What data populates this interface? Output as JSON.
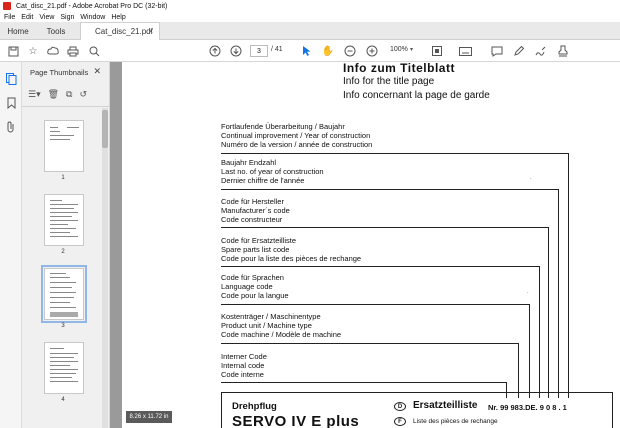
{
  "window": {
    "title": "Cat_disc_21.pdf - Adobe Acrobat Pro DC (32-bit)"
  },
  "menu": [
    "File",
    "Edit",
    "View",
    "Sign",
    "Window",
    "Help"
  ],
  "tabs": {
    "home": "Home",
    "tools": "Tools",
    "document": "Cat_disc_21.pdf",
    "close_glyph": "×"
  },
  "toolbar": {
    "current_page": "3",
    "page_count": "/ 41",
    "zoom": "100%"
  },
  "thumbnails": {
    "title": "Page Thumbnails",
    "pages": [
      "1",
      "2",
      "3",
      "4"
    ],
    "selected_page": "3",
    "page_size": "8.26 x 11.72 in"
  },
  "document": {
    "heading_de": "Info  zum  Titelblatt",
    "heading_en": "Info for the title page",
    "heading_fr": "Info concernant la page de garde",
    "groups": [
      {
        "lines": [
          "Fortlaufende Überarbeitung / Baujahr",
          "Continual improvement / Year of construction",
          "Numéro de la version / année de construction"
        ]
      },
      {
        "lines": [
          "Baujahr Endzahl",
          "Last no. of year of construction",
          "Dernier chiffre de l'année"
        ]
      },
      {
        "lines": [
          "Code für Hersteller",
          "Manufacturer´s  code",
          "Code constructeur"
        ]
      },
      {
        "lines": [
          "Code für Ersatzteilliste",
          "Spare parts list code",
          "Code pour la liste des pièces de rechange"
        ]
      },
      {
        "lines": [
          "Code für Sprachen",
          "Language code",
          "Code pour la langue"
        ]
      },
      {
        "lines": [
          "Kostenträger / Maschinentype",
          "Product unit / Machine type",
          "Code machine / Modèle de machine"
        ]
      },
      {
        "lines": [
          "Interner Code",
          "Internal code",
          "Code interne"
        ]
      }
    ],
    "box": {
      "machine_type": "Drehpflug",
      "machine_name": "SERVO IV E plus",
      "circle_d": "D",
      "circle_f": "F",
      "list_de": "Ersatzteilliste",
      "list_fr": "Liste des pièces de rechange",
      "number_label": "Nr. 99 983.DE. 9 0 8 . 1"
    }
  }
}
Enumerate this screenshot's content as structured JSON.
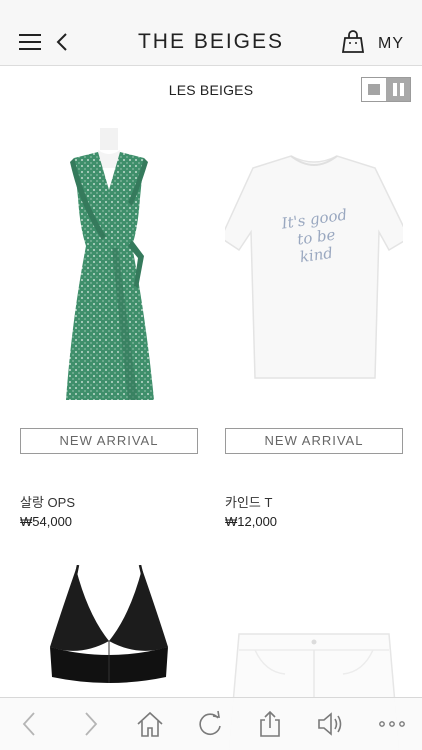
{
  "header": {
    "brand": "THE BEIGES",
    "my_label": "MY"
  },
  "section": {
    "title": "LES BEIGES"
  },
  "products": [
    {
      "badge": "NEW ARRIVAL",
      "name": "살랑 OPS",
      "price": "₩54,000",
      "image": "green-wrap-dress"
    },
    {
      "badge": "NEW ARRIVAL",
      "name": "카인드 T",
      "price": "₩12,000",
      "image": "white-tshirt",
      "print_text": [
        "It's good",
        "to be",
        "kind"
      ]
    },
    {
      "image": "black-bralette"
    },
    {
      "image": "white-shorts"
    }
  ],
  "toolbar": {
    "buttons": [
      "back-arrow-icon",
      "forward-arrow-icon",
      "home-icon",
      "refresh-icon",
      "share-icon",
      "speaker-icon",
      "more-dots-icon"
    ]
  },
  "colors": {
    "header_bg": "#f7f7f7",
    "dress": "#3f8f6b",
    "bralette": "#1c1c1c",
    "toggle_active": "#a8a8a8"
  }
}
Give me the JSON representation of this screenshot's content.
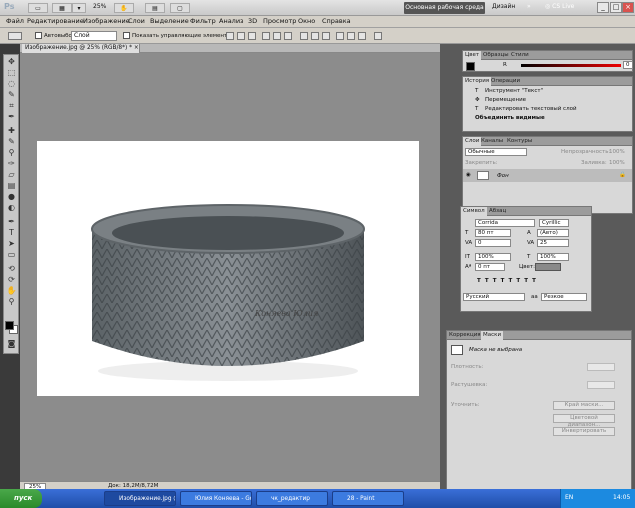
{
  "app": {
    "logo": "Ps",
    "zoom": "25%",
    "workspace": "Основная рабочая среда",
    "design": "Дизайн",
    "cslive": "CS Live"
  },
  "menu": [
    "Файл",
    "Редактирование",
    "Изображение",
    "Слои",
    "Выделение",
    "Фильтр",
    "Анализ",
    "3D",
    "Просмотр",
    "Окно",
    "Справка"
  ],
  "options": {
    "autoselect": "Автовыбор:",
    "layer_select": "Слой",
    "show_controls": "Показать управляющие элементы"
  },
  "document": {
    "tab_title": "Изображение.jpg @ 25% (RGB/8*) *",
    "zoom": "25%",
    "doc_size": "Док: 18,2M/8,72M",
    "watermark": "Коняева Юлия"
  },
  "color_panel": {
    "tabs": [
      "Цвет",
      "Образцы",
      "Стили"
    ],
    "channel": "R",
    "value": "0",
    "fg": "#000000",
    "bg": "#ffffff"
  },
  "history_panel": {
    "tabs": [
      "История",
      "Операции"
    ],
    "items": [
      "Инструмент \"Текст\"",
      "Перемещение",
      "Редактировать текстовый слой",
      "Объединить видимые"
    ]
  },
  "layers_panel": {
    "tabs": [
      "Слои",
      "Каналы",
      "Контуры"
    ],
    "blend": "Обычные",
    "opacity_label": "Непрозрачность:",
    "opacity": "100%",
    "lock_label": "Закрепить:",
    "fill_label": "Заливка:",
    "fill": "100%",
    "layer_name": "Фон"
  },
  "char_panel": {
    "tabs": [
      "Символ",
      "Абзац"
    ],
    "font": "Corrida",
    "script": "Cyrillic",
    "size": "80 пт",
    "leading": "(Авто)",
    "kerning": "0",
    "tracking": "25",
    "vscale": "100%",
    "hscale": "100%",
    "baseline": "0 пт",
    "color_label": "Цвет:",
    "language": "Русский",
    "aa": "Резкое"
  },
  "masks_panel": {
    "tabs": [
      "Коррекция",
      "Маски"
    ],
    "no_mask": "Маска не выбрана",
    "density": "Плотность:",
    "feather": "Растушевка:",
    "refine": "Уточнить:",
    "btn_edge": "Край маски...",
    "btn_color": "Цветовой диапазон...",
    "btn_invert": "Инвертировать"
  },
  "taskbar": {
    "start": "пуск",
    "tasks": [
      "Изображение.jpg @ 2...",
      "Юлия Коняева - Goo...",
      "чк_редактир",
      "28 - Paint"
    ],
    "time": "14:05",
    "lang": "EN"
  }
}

Exercise details: Return all the entries word for word, but omit any pictures they contain.

Worked answer:
What data populates this interface? Output as JSON.
{
  "window": {
    "title": "Cat_disc_21.pdf - Adobe Acrobat Pro DC (32-bit)"
  },
  "menu": [
    "File",
    "Edit",
    "View",
    "Sign",
    "Window",
    "Help"
  ],
  "tabs": {
    "home": "Home",
    "tools": "Tools",
    "document": "Cat_disc_21.pdf",
    "close_glyph": "×"
  },
  "toolbar": {
    "current_page": "3",
    "page_count": "/ 41",
    "zoom": "100%"
  },
  "thumbnails": {
    "title": "Page Thumbnails",
    "pages": [
      "1",
      "2",
      "3",
      "4"
    ],
    "selected_page": "3",
    "page_size": "8.26 x 11.72 in"
  },
  "document": {
    "heading_de": "Info  zum  Titelblatt",
    "heading_en": "Info for the title page",
    "heading_fr": "Info concernant la page de garde",
    "groups": [
      {
        "lines": [
          "Fortlaufende Überarbeitung / Baujahr",
          "Continual improvement / Year of construction",
          "Numéro de la version / année de construction"
        ]
      },
      {
        "lines": [
          "Baujahr Endzahl",
          "Last no. of year of construction",
          "Dernier chiffre de l'année"
        ]
      },
      {
        "lines": [
          "Code für Hersteller",
          "Manufacturer´s  code",
          "Code constructeur"
        ]
      },
      {
        "lines": [
          "Code für Ersatzteilliste",
          "Spare parts list code",
          "Code pour la liste des pièces de rechange"
        ]
      },
      {
        "lines": [
          "Code für Sprachen",
          "Language code",
          "Code pour la langue"
        ]
      },
      {
        "lines": [
          "Kostenträger / Maschinentype",
          "Product unit / Machine type",
          "Code machine / Modèle de machine"
        ]
      },
      {
        "lines": [
          "Interner Code",
          "Internal code",
          "Code interne"
        ]
      }
    ],
    "box": {
      "machine_type": "Drehpflug",
      "machine_name": "SERVO IV E plus",
      "circle_d": "D",
      "circle_f": "F",
      "list_de": "Ersatzteilliste",
      "list_fr": "Liste des pièces de rechange",
      "number_label": "Nr. 99 983.DE. 9 0 8 . 1"
    }
  }
}
Enumerate this screenshot's content as structured JSON.
{
  "header": {
    "brand": "THE BEIGES",
    "my_label": "MY"
  },
  "section": {
    "title": "LES BEIGES"
  },
  "products": [
    {
      "badge": "NEW ARRIVAL",
      "name": "살랑 OPS",
      "price": "₩54,000",
      "image": "green-wrap-dress"
    },
    {
      "badge": "NEW ARRIVAL",
      "name": "카인드 T",
      "price": "₩12,000",
      "image": "white-tshirt",
      "print_text": [
        "It's good",
        "to be",
        "kind"
      ]
    },
    {
      "image": "black-bralette"
    },
    {
      "image": "white-shorts"
    }
  ],
  "toolbar": {
    "buttons": [
      "back-arrow-icon",
      "forward-arrow-icon",
      "home-icon",
      "refresh-icon",
      "share-icon",
      "speaker-icon",
      "more-dots-icon"
    ]
  },
  "colors": {
    "header_bg": "#f7f7f7",
    "dress": "#3f8f6b",
    "bralette": "#1c1c1c",
    "toggle_active": "#a8a8a8"
  }
}
Give me the JSON representation of this screenshot's content.
{
  "app": {
    "logo": "Ps",
    "zoom": "25%",
    "workspace": "Основная рабочая среда",
    "design": "Дизайн",
    "cslive": "CS Live"
  },
  "menu": [
    "Файл",
    "Редактирование",
    "Изображение",
    "Слои",
    "Выделение",
    "Фильтр",
    "Анализ",
    "3D",
    "Просмотр",
    "Окно",
    "Справка"
  ],
  "options": {
    "autoselect": "Автовыбор:",
    "layer_select": "Слой",
    "show_controls": "Показать управляющие элементы"
  },
  "document": {
    "tab_title": "Изображение.jpg @ 25% (RGB/8*) *",
    "zoom": "25%",
    "doc_size": "Док: 18,2M/8,72M",
    "watermark": "Коняева Юлия"
  },
  "color_panel": {
    "tabs": [
      "Цвет",
      "Образцы",
      "Стили"
    ],
    "channel": "R",
    "value": "0",
    "fg": "#000000",
    "bg": "#ffffff"
  },
  "history_panel": {
    "tabs": [
      "История",
      "Операции"
    ],
    "items": [
      "Инструмент \"Текст\"",
      "Перемещение",
      "Редактировать текстовый слой",
      "Объединить видимые"
    ]
  },
  "layers_panel": {
    "tabs": [
      "Слои",
      "Каналы",
      "Контуры"
    ],
    "blend": "Обычные",
    "opacity_label": "Непрозрачность:",
    "opacity": "100%",
    "lock_label": "Закрепить:",
    "fill_label": "Заливка:",
    "fill": "100%",
    "layer_name": "Фон"
  },
  "char_panel": {
    "tabs": [
      "Символ",
      "Абзац"
    ],
    "font": "Corrida",
    "script": "Cyrillic",
    "size": "80 пт",
    "leading": "(Авто)",
    "kerning": "0",
    "tracking": "25",
    "vscale": "100%",
    "hscale": "100%",
    "baseline": "0 пт",
    "color_label": "Цвет:",
    "language": "Русский",
    "aa": "Резкое"
  },
  "masks_panel": {
    "tabs": [
      "Коррекция",
      "Маски"
    ],
    "no_mask": "Маска не выбрана",
    "density": "Плотность:",
    "feather": "Растушевка:",
    "refine": "Уточнить:",
    "btn_edge": "Край маски...",
    "btn_color": "Цветовой диапазон...",
    "btn_invert": "Инвертировать"
  },
  "taskbar": {
    "start": "пуск",
    "tasks": [
      "Изображение.jpg @ 2...",
      "Юлия Коняева - Goo...",
      "чк_редактир",
      "28 - Paint"
    ],
    "time": "14:05",
    "lang": "EN"
  }
}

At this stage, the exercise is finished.